++++ Selected extract ++++
Millions of women diagnosed with breast cancer have chosen the normal treatment path: surgery, chemo, radiation, hormone therapy. This standard protocol has a scientific basis. It usually works. It can be a long haul, but it’s sent hundreds of thousands of us back into the mainstream, working, mothering, being friends and members of communities, and living our lives.
Some women, though, have chosen a different path. Be it a macrobiotic diet, the healing power of essential fatty acids, or the “Miracle Herb from the Rain Forest of Peru,” there are outside-the-mainstream answers to cancer that resonate with a certain percentage of the population.
There may be scientific reason to believe in these as-yet-unproven treatments. The chemotherapy drug Taxol, after all, is a derivative of the yew tree. What other trees or herbs or flowers contain a natural substance that might someday become a cancer preventive or cure?
And there are other reasons women diagnosed with breast cancer may choose to forego surgery, chemo, radiation, drugs… or all of those options.
++++ Recorded information ++++
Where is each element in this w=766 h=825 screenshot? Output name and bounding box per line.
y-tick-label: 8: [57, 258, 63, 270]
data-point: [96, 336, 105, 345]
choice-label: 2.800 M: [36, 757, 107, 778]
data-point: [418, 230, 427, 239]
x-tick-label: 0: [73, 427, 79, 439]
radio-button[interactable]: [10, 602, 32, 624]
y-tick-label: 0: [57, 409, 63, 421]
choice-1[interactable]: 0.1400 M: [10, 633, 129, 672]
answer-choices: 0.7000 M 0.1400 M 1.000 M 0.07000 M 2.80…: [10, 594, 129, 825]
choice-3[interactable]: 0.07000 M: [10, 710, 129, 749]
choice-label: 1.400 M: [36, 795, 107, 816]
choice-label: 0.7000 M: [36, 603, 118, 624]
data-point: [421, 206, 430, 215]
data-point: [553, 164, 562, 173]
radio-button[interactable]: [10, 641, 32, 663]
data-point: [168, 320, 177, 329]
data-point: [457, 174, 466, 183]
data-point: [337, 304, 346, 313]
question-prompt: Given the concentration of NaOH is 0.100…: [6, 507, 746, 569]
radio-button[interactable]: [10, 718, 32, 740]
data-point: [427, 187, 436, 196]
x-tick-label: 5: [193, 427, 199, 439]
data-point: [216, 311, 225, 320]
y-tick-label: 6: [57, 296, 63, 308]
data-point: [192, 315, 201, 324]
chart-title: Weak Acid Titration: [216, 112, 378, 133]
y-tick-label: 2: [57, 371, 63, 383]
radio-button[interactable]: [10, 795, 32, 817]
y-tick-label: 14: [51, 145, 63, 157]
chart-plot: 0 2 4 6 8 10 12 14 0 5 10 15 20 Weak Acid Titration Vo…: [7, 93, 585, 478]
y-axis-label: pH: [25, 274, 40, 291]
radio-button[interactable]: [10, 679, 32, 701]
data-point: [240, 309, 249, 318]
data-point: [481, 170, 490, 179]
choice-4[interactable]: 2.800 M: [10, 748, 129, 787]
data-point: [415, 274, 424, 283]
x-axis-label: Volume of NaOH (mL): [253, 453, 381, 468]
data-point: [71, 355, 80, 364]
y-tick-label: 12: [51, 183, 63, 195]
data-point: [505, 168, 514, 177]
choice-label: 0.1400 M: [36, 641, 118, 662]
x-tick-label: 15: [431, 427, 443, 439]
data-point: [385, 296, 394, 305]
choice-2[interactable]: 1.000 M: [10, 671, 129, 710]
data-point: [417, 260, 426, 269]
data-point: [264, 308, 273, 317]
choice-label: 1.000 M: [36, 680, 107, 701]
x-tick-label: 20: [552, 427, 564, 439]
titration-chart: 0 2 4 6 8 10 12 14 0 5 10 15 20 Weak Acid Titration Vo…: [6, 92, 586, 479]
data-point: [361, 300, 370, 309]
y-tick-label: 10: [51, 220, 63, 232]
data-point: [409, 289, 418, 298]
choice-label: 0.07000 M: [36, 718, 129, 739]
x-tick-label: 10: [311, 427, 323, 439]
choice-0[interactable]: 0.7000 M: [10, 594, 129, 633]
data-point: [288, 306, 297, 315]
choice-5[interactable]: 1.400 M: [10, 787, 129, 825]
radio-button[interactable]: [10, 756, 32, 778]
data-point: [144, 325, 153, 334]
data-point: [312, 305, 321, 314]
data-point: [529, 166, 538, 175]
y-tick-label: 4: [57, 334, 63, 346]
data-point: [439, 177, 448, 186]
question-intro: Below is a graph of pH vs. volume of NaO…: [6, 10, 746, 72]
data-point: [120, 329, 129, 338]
++++
Problem to solve - Rewrite the breast cancer text starting at "There may be" and ending at "preventive or cure?", substituting "plants" for "flowers".

Answer space -
There may be scientific reason to believe in these as-yet-unproven treatments. The chemotherapy drug Taxol, after all, is a derivative of the yew tree. What other trees or herbs or plants contain a natural substance that might someday become a cancer preventive or cure?